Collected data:

-.-.-

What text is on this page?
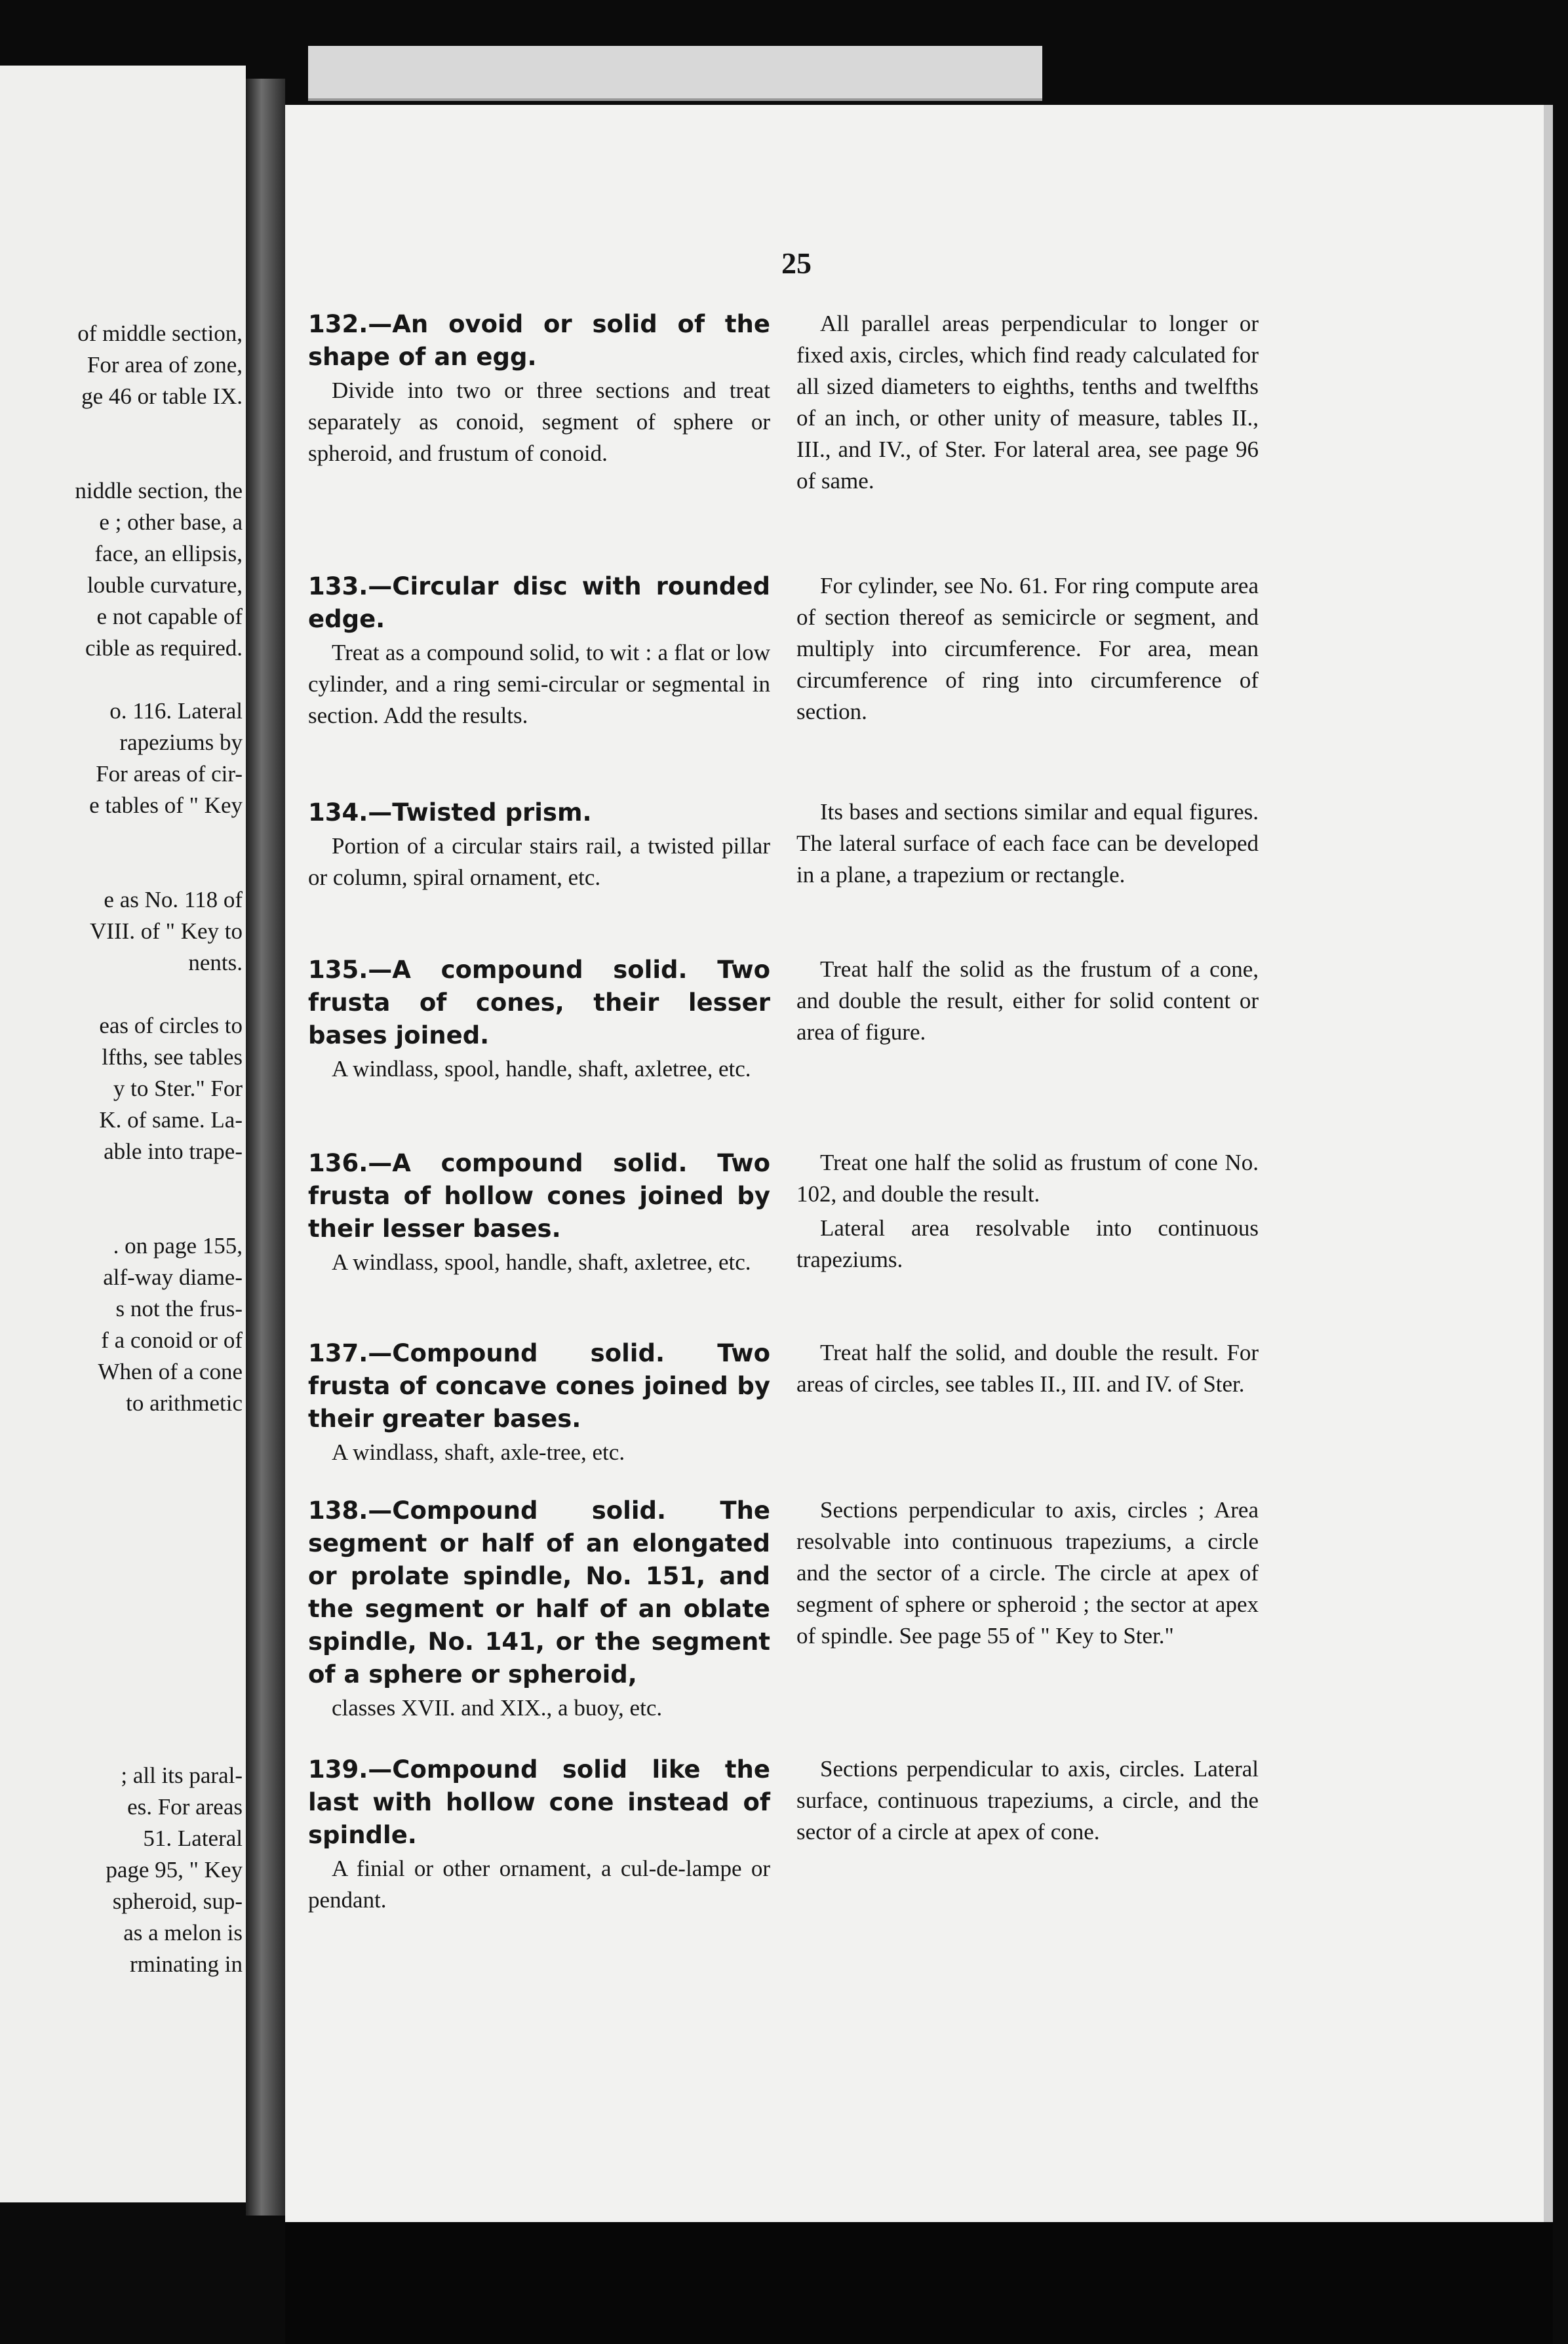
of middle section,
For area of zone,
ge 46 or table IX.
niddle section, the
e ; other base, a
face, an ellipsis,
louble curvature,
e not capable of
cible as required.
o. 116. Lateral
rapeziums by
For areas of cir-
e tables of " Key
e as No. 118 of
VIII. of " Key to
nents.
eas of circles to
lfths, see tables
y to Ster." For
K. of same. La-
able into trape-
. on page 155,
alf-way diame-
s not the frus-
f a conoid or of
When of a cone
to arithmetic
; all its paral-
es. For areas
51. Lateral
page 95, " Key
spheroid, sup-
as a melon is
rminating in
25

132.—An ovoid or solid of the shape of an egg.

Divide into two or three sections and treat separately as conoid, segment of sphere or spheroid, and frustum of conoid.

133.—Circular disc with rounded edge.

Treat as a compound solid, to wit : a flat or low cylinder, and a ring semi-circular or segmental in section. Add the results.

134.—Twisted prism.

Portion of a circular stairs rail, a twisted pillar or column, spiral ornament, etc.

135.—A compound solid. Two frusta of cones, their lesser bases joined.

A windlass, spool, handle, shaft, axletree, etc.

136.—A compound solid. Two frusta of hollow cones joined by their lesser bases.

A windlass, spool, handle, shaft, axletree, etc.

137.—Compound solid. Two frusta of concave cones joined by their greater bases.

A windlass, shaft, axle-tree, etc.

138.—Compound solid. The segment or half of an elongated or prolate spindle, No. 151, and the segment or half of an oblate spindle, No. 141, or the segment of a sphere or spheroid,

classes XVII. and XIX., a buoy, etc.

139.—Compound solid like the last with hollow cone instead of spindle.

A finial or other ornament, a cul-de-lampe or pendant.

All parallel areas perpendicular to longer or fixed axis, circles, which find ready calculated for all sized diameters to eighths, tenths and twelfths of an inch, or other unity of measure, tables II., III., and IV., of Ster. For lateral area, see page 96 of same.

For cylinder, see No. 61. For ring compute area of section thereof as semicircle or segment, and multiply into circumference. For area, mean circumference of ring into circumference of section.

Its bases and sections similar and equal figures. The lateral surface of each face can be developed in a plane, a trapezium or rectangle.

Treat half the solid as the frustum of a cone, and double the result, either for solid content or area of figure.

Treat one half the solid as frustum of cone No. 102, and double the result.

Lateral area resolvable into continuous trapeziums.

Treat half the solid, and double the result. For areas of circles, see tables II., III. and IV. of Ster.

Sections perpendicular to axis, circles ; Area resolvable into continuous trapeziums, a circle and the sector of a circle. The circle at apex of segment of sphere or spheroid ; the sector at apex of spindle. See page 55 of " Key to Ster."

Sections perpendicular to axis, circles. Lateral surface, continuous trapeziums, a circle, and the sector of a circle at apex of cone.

-.-.-

Set task = Copy the entries exactly. Leave out the images.

Response to this exercise =
What text is on this page?
of middle section,
For area of zone,
ge 46 or table IX.
niddle section, the
e ; other base, a
face, an ellipsis,
louble curvature,
e not capable of
cible as required.
o. 116. Lateral
rapeziums by
For areas of cir-
e tables of " Key
e as No. 118 of
VIII. of " Key to
nents.
eas of circles to
lfths, see tables
y to Ster." For
K. of same. La-
able into trape-
. on page 155,
alf-way diame-
s not the frus-
f a conoid or of
When of a cone
to arithmetic
; all its paral-
es. For areas
51. Lateral
page 95, " Key
spheroid, sup-
as a melon is
rminating in
25

132.—An ovoid or solid of the shape of an egg.

Divide into two or three sections and treat separately as conoid, segment of sphere or spheroid, and frustum of conoid.

133.—Circular disc with rounded edge.

Treat as a compound solid, to wit : a flat or low cylinder, and a ring semi-circular or segmental in section. Add the results.

134.—Twisted prism.

Portion of a circular stairs rail, a twisted pillar or column, spiral ornament, etc.

135.—A compound solid. Two frusta of cones, their lesser bases joined.

A windlass, spool, handle, shaft, axletree, etc.

136.—A compound solid. Two frusta of hollow cones joined by their lesser bases.

A windlass, spool, handle, shaft, axletree, etc.

137.—Compound solid. Two frusta of concave cones joined by their greater bases.

A windlass, shaft, axle-tree, etc.

138.—Compound solid. The segment or half of an elongated or prolate spindle, No. 151, and the segment or half of an oblate spindle, No. 141, or the segment of a sphere or spheroid,

classes XVII. and XIX., a buoy, etc.

139.—Compound solid like the last with hollow cone instead of spindle.

A finial or other ornament, a cul-de-lampe or pendant.

All parallel areas perpendicular to longer or fixed axis, circles, which find ready calculated for all sized diameters to eighths, tenths and twelfths of an inch, or other unity of measure, tables II., III., and IV., of Ster. For lateral area, see page 96 of same.

For cylinder, see No. 61. For ring compute area of section thereof as semicircle or segment, and multiply into circumference. For area, mean circumference of ring into circumference of section.

Its bases and sections similar and equal figures. The lateral surface of each face can be developed in a plane, a trapezium or rectangle.

Treat half the solid as the frustum of a cone, and double the result, either for solid content or area of figure.

Treat one half the solid as frustum of cone No. 102, and double the result.

Lateral area resolvable into continuous trapeziums.

Treat half the solid, and double the result. For areas of circles, see tables II., III. and IV. of Ster.

Sections perpendicular to axis, circles ; Area resolvable into continuous trapeziums, a circle and the sector of a circle. The circle at apex of segment of sphere or spheroid ; the sector at apex of spindle. See page 55 of " Key to Ster."

Sections perpendicular to axis, circles. Lateral surface, continuous trapeziums, a circle, and the sector of a circle at apex of cone.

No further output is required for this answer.